Data for the task:
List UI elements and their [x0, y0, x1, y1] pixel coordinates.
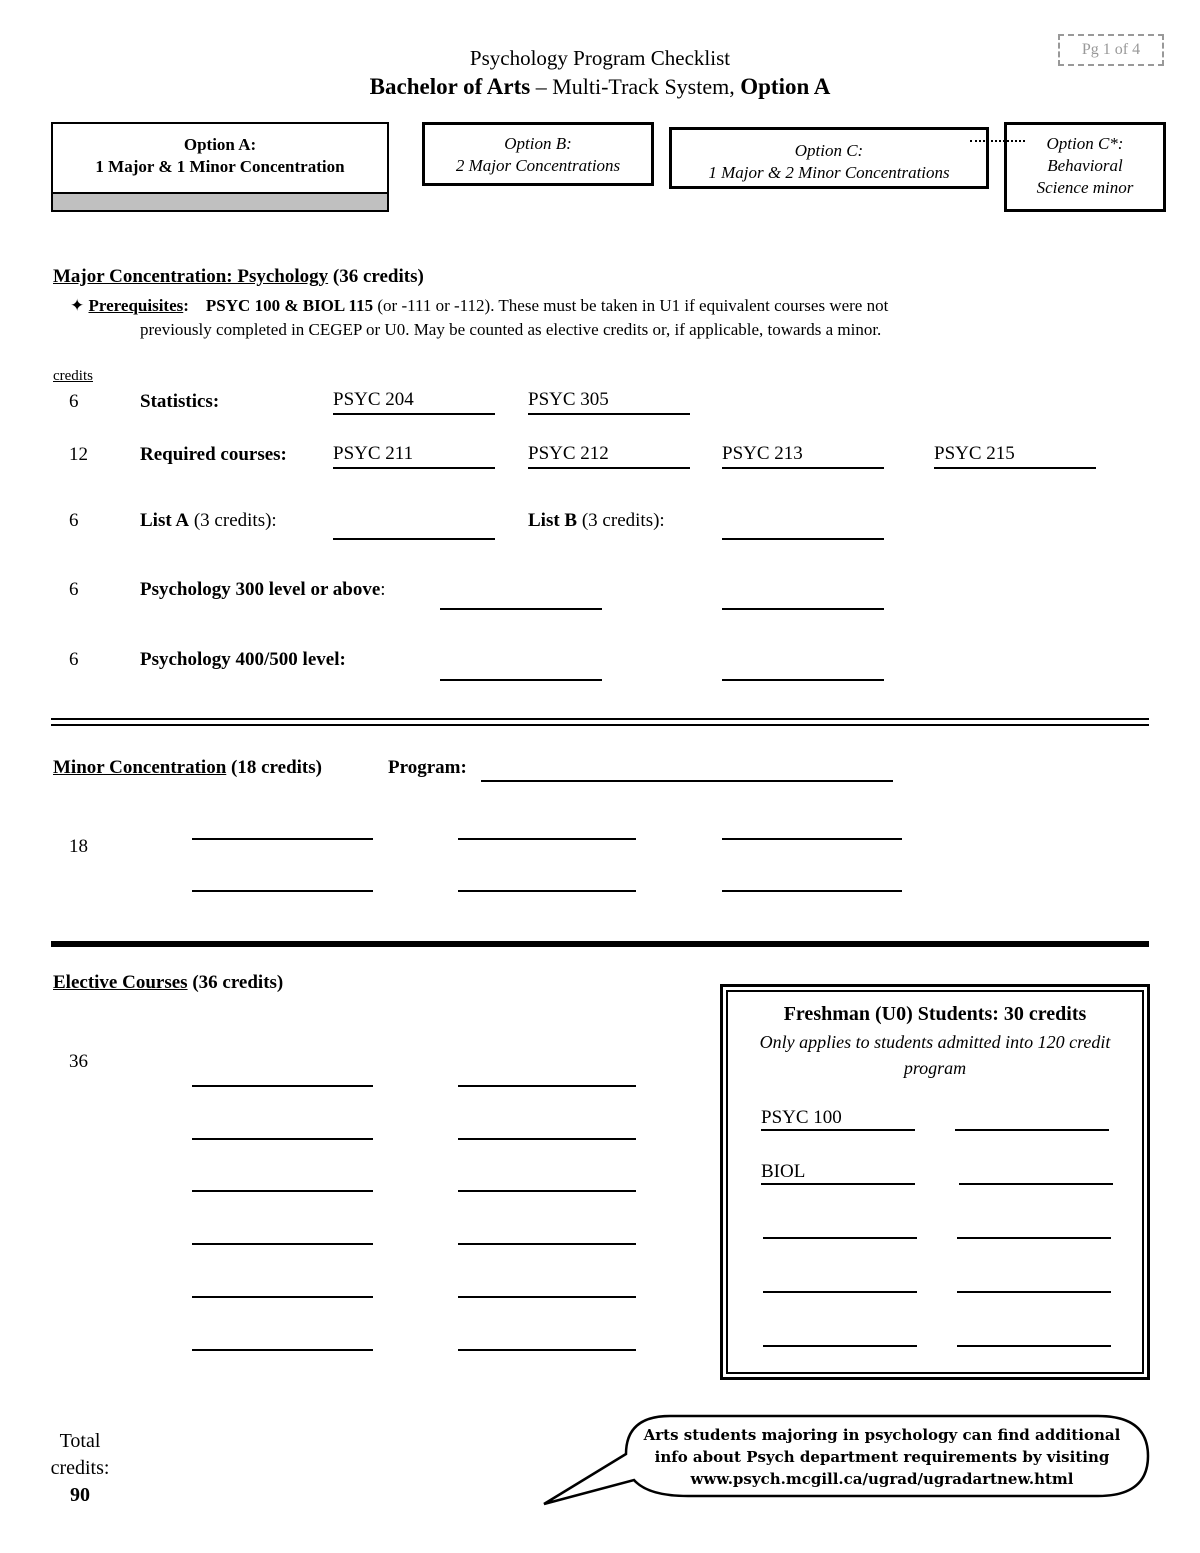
required-label: Required courses: [140, 444, 287, 465]
prerequisites-note: ✦ Prerequisites: PSYC 100 & BIOL 115 (or -111 or -112). These must be taken in U1 if equivalent courses were not previously completed in CEGEP or U0. May be counted as elective credits or, if applicable, towards a minor. [70, 294, 1130, 342]
option-c-desc: 1 Major & 2 Minor Concentrations [708, 163, 950, 182]
credits-column-label: credits [53, 368, 93, 384]
list-a-blank[interactable] [333, 536, 495, 540]
course-psyc-211[interactable]: PSYC 211 [333, 443, 495, 469]
option-c-title: Option C: [794, 141, 864, 160]
degree-name: Bachelor of Arts [369, 74, 531, 99]
freshman-blank[interactable] [763, 1269, 917, 1293]
required-credits: 12 [69, 444, 88, 465]
level-300-blank-2[interactable] [722, 606, 884, 610]
elective-blank[interactable] [458, 1136, 636, 1140]
elective-blank[interactable] [458, 1241, 636, 1245]
elective-blank[interactable] [192, 1347, 373, 1351]
section-divider-double [51, 718, 1149, 726]
elective-blank[interactable] [192, 1188, 373, 1192]
course-psyc-204[interactable]: PSYC 204 [333, 389, 495, 415]
elective-blank[interactable] [192, 1241, 373, 1245]
elective-blank[interactable] [192, 1136, 373, 1140]
prereq-label: Prerequisites [88, 296, 184, 315]
elective-blank[interactable] [192, 1083, 373, 1087]
page-subtitle [0, 74, 1200, 100]
minor-section-title [53, 757, 322, 779]
minor-program-blank[interactable] [481, 778, 893, 782]
option-c-star-desc1: Behavioral [1047, 156, 1123, 175]
section-divider-thick [51, 941, 1149, 947]
freshman-subtitle: Only applies to students admitted into 120 credit program [759, 1032, 1111, 1078]
statistics-credits: 6 [69, 391, 79, 412]
star-icon: ✦ [70, 296, 85, 315]
option-b-title: Option B: [504, 134, 572, 153]
elective-title-credits: (36 credits) [187, 972, 284, 993]
callout-line-2: info about Psych department requirements by visiting [654, 1448, 1110, 1466]
freshman-title: Freshman (U0) Students: 30 credits [783, 1003, 1087, 1025]
elective-blank[interactable] [458, 1294, 636, 1298]
minor-blank[interactable] [458, 836, 636, 840]
freshman-course-biol[interactable]: BIOL [761, 1161, 915, 1185]
prereq-text-2: previously completed in CEGEP or U0. May be counted as elective credits or, if applicable, towards a minor. [140, 320, 882, 339]
minor-blank[interactable] [192, 888, 373, 892]
course-psyc-305[interactable]: PSYC 305 [528, 389, 690, 415]
elective-credits: 36 [69, 1051, 88, 1072]
system-text: – Multi-Track System, [530, 74, 741, 99]
minor-blank[interactable] [192, 836, 373, 840]
option-text: Option A [740, 74, 831, 99]
callout-line-1: Arts students majoring in psychology can find additional [643, 1426, 1121, 1444]
callout-link[interactable]: www.psych.mcgill.ca/ugrad/ugradartnew.html [690, 1470, 1074, 1488]
elective-blank[interactable] [458, 1188, 636, 1192]
elective-blank[interactable] [458, 1083, 636, 1087]
minor-program-label: Program: [388, 757, 467, 778]
course-psyc-213[interactable]: PSYC 213 [722, 443, 884, 469]
elective-blank[interactable] [458, 1347, 636, 1351]
prereq-courses: PSYC 100 & BIOL 115 [205, 296, 374, 315]
freshman-blank[interactable] [959, 1161, 1113, 1185]
minor-blank[interactable] [722, 888, 902, 892]
page-title: Psychology Program Checklist [469, 46, 731, 70]
option-a-selected-bar [53, 192, 387, 210]
level-400-credits: 6 [69, 649, 79, 670]
total-label: Total [59, 1430, 101, 1452]
lists-credits: 6 [69, 510, 79, 531]
option-a-title: Option A: [183, 135, 257, 154]
minor-title-credits: (18 credits) [226, 757, 322, 778]
option-a-box [51, 122, 389, 212]
callout-text [622, 1424, 1142, 1490]
elective-blank[interactable] [192, 1294, 373, 1298]
level-300-label: Psychology 300 level or above: [140, 579, 386, 600]
major-title-credits: (36 credits) [328, 266, 424, 287]
minor-blank[interactable] [722, 836, 902, 840]
elective-section-title [53, 972, 283, 994]
freshman-blank[interactable] [957, 1323, 1111, 1347]
minor-credits: 18 [69, 836, 88, 857]
list-b-blank[interactable] [722, 536, 884, 540]
level-300-blank-1[interactable] [440, 606, 602, 610]
major-section-title [53, 266, 424, 288]
statistics-label: Statistics: [140, 391, 220, 412]
prereq-text-1: (or -111 or -112). These must be taken in U1 if equivalent courses were not [373, 296, 889, 315]
freshman-blank[interactable] [957, 1215, 1111, 1239]
elective-title-main: Elective Courses [53, 972, 188, 993]
option-c-star-box [1004, 122, 1166, 212]
freshman-box [720, 984, 1150, 1380]
total-credits-block [40, 1428, 120, 1509]
total-credits-value: 90 [70, 1484, 90, 1506]
option-c-box [669, 127, 989, 189]
total-label-credits: credits: [50, 1457, 110, 1479]
minor-title-main: Minor Concentration [53, 757, 227, 778]
minor-blank[interactable] [458, 888, 636, 892]
option-a-desc: 1 Major & 1 Minor Concentration [95, 157, 345, 176]
option-b-desc: 2 Major Concentrations [455, 156, 621, 175]
page-badge: Pg 1 of 4 [1058, 34, 1164, 66]
level-400-blank-2[interactable] [722, 677, 884, 681]
course-psyc-215[interactable]: PSYC 215 [934, 443, 1096, 469]
option-c-star-desc2: Science minor [1036, 178, 1134, 197]
level-400-blank-1[interactable] [440, 677, 602, 681]
option-b-box [422, 122, 654, 186]
course-psyc-212[interactable]: PSYC 212 [528, 443, 690, 469]
level-400-label: Psychology 400/500 level: [140, 649, 346, 670]
freshman-blank[interactable] [955, 1107, 1109, 1131]
freshman-blank[interactable] [763, 1323, 917, 1347]
list-a-label: List A (3 credits): [140, 510, 277, 531]
freshman-blank[interactable] [763, 1215, 917, 1239]
list-b-label: List B (3 credits): [528, 510, 665, 531]
level-300-credits: 6 [69, 579, 79, 600]
freshman-course-psyc-100[interactable]: PSYC 100 [761, 1107, 915, 1131]
freshman-blank[interactable] [957, 1269, 1111, 1293]
option-c-star-title: Option C*: [1046, 134, 1124, 153]
major-title-main: Major Concentration: Psychology [53, 266, 329, 287]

Set exercise: Please reproduce every line of the items above, word for word, leaving out the pictures.

Result of this exercise:
List UI elements and their [x0, y0, x1, y1] pixel coordinates.
required-label: Required courses: [140, 444, 287, 465]
prerequisites-note: ✦ Prerequisites: PSYC 100 & BIOL 115 (or -111 or -112). These must be taken in U1 if equivalent courses were not previously completed in CEGEP or U0. May be counted as elective credits or, if applicable, towards a minor. [70, 294, 1130, 342]
option-c-desc: 1 Major & 2 Minor Concentrations [708, 163, 950, 182]
credits-column-label: credits [53, 368, 93, 384]
list-a-blank[interactable] [333, 536, 495, 540]
course-psyc-211[interactable]: PSYC 211 [333, 443, 495, 469]
option-c-title: Option C: [794, 141, 864, 160]
degree-name: Bachelor of Arts [369, 74, 531, 99]
freshman-blank[interactable] [763, 1269, 917, 1293]
required-credits: 12 [69, 444, 88, 465]
level-300-blank-2[interactable] [722, 606, 884, 610]
elective-blank[interactable] [458, 1136, 636, 1140]
elective-blank[interactable] [458, 1241, 636, 1245]
elective-blank[interactable] [192, 1347, 373, 1351]
section-divider-double [51, 718, 1149, 726]
elective-blank[interactable] [192, 1188, 373, 1192]
course-psyc-204[interactable]: PSYC 204 [333, 389, 495, 415]
elective-blank[interactable] [192, 1241, 373, 1245]
elective-blank[interactable] [192, 1136, 373, 1140]
prereq-label: Prerequisites [88, 296, 184, 315]
elective-blank[interactable] [192, 1083, 373, 1087]
page-subtitle [0, 74, 1200, 100]
minor-section-title [53, 757, 322, 779]
minor-program-blank[interactable] [481, 778, 893, 782]
option-c-star-desc1: Behavioral [1047, 156, 1123, 175]
section-divider-thick [51, 941, 1149, 947]
freshman-subtitle: Only applies to students admitted into 120 credit program [759, 1032, 1111, 1078]
statistics-credits: 6 [69, 391, 79, 412]
star-icon: ✦ [70, 296, 85, 315]
option-b-title: Option B: [504, 134, 572, 153]
elective-title-credits: (36 credits) [187, 972, 284, 993]
callout-line-2: info about Psych department requirements by visiting [654, 1448, 1110, 1466]
freshman-title: Freshman (U0) Students: 30 credits [783, 1003, 1087, 1025]
elective-blank[interactable] [458, 1294, 636, 1298]
minor-blank[interactable] [458, 836, 636, 840]
freshman-course-biol[interactable]: BIOL [761, 1161, 915, 1185]
prereq-text-2: previously completed in CEGEP or U0. May be counted as elective credits or, if applicable, towards a minor. [140, 320, 882, 339]
minor-blank[interactable] [192, 888, 373, 892]
course-psyc-305[interactable]: PSYC 305 [528, 389, 690, 415]
elective-credits: 36 [69, 1051, 88, 1072]
system-text: – Multi-Track System, [530, 74, 741, 99]
minor-blank[interactable] [192, 836, 373, 840]
option-text: Option A [740, 74, 831, 99]
callout-line-1: Arts students majoring in psychology can find additional [643, 1426, 1121, 1444]
callout-link[interactable]: www.psych.mcgill.ca/ugrad/ugradartnew.html [690, 1470, 1074, 1488]
elective-blank[interactable] [458, 1188, 636, 1192]
elective-blank[interactable] [458, 1083, 636, 1087]
minor-program-label: Program: [388, 757, 467, 778]
course-psyc-213[interactable]: PSYC 213 [722, 443, 884, 469]
elective-blank[interactable] [458, 1347, 636, 1351]
prereq-courses: PSYC 100 & BIOL 115 [205, 296, 374, 315]
freshman-blank[interactable] [959, 1161, 1113, 1185]
minor-blank[interactable] [722, 888, 902, 892]
page-title: Psychology Program Checklist [469, 46, 731, 70]
option-a-selected-bar [53, 192, 387, 210]
level-400-credits: 6 [69, 649, 79, 670]
total-label: Total [59, 1430, 101, 1452]
lists-credits: 6 [69, 510, 79, 531]
option-a-title: Option A: [183, 135, 257, 154]
minor-title-credits: (18 credits) [226, 757, 322, 778]
option-a-box [51, 122, 389, 212]
callout-text [622, 1424, 1142, 1490]
elective-blank[interactable] [192, 1294, 373, 1298]
level-300-label: Psychology 300 level or above: [140, 579, 386, 600]
major-title-credits: (36 credits) [328, 266, 424, 287]
minor-blank[interactable] [722, 836, 902, 840]
elective-section-title [53, 972, 283, 994]
freshman-blank[interactable] [957, 1323, 1111, 1347]
minor-credits: 18 [69, 836, 88, 857]
list-b-blank[interactable] [722, 536, 884, 540]
level-300-blank-1[interactable] [440, 606, 602, 610]
major-section-title [53, 266, 424, 288]
statistics-label: Statistics: [140, 391, 220, 412]
prereq-text-1: (or -111 or -112). These must be taken in U1 if equivalent courses were not [373, 296, 889, 315]
freshman-blank[interactable] [957, 1215, 1111, 1239]
elective-title-main: Elective Courses [53, 972, 188, 993]
option-c-star-box [1004, 122, 1166, 212]
freshman-box [720, 984, 1150, 1380]
total-credits-block [40, 1428, 120, 1509]
total-credits-value: 90 [70, 1484, 90, 1506]
option-c-box [669, 127, 989, 189]
total-label-credits: credits: [50, 1457, 110, 1479]
minor-title-main: Minor Concentration [53, 757, 227, 778]
minor-blank[interactable] [458, 888, 636, 892]
option-a-desc: 1 Major & 1 Minor Concentration [95, 157, 345, 176]
option-b-desc: 2 Major Concentrations [455, 156, 621, 175]
page-badge: Pg 1 of 4 [1058, 34, 1164, 66]
level-400-blank-2[interactable] [722, 677, 884, 681]
course-psyc-215[interactable]: PSYC 215 [934, 443, 1096, 469]
option-c-star-desc2: Science minor [1036, 178, 1134, 197]
level-400-blank-1[interactable] [440, 677, 602, 681]
option-b-box [422, 122, 654, 186]
course-psyc-212[interactable]: PSYC 212 [528, 443, 690, 469]
level-400-label: Psychology 400/500 level: [140, 649, 346, 670]
freshman-blank[interactable] [955, 1107, 1109, 1131]
freshman-blank[interactable] [763, 1323, 917, 1347]
list-a-label: List A (3 credits): [140, 510, 277, 531]
freshman-blank[interactable] [763, 1215, 917, 1239]
list-b-label: List B (3 credits): [528, 510, 665, 531]
level-300-credits: 6 [69, 579, 79, 600]
freshman-course-psyc-100[interactable]: PSYC 100 [761, 1107, 915, 1131]
freshman-blank[interactable] [957, 1269, 1111, 1293]
option-c-star-title: Option C*: [1046, 134, 1124, 153]
major-title-main: Major Concentration: Psychology [53, 266, 329, 287]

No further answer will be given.